> _WHAT THE TASK ASKS_: Write out the records below word for word, please.

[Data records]
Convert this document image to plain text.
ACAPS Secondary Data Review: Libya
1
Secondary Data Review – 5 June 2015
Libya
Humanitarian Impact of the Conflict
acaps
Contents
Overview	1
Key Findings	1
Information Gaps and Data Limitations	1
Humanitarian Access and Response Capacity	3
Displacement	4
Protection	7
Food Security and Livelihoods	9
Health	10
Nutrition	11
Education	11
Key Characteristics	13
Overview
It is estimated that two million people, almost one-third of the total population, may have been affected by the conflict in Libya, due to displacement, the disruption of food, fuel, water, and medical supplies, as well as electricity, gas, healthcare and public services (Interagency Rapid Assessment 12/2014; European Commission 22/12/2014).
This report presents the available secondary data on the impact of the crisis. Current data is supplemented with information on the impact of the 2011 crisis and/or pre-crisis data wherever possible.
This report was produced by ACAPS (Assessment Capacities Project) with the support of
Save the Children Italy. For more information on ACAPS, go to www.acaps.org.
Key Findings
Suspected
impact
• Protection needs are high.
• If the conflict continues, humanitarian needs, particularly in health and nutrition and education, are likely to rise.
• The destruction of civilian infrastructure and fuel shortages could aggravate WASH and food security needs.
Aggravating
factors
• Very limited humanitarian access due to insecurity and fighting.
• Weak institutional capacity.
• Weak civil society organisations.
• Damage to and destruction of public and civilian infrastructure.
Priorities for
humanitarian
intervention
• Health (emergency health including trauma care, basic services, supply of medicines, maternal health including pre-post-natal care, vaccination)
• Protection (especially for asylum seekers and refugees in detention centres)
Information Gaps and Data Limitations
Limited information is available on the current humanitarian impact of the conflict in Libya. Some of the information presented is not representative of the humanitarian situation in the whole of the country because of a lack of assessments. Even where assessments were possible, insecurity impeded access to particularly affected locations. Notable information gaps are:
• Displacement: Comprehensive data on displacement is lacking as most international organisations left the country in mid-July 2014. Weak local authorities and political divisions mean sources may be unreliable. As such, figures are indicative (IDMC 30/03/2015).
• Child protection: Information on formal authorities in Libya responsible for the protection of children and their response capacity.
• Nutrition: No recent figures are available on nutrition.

> _EXERCISE RESULT_:
Convert this document image to plain text.
ACAPS Secondary Data Review: Libya
1
Secondary Data Review – 5 June 2015
Libya
Humanitarian Impact of the Conflict
acaps
Contents
Overview	1
Key Findings	1
Information Gaps and Data Limitations	1
Humanitarian Access and Response Capacity	3
Displacement	4
Protection	7
Food Security and Livelihoods	9
Health	10
Nutrition	11
Education	11
Key Characteristics	13
Overview
It is estimated that two million people, almost one-third of the total population, may have been affected by the conflict in Libya, due to displacement, the disruption of food, fuel, water, and medical supplies, as well as electricity, gas, healthcare and public services (Interagency Rapid Assessment 12/2014; European Commission 22/12/2014).
This report presents the available secondary data on the impact of the crisis. Current data is supplemented with information on the impact of the 2011 crisis and/or pre-crisis data wherever possible.
This report was produced by ACAPS (Assessment Capacities Project) with the support of
Save the Children Italy. For more information on ACAPS, go to www.acaps.org.
Key Findings
Suspected
impact
• Protection needs are high.
• If the conflict continues, humanitarian needs, particularly in health and nutrition and education, are likely to rise.
• The destruction of civilian infrastructure and fuel shortages could aggravate WASH and food security needs.
Aggravating
factors
• Very limited humanitarian access due to insecurity and fighting.
• Weak institutional capacity.
• Weak civil society organisations.
• Damage to and destruction of public and civilian infrastructure.
Priorities for
humanitarian
intervention
• Health (emergency health including trauma care, basic services, supply of medicines, maternal health including pre-post-natal care, vaccination)
• Protection (especially for asylum seekers and refugees in detention centres)
Information Gaps and Data Limitations
Limited information is available on the current humanitarian impact of the conflict in Libya. Some of the information presented is not representative of the humanitarian situation in the whole of the country because of a lack of assessments. Even where assessments were possible, insecurity impeded access to particularly affected locations. Notable information gaps are:
• Displacement: Comprehensive data on displacement is lacking as most international organisations left the country in mid-July 2014. Weak local authorities and political divisions mean sources may be unreliable. As such, figures are indicative (IDMC 30/03/2015).
• Child protection: Information on formal authorities in Libya responsible for the protection of children and their response capacity.
• Nutrition: No recent figures are available on nutrition.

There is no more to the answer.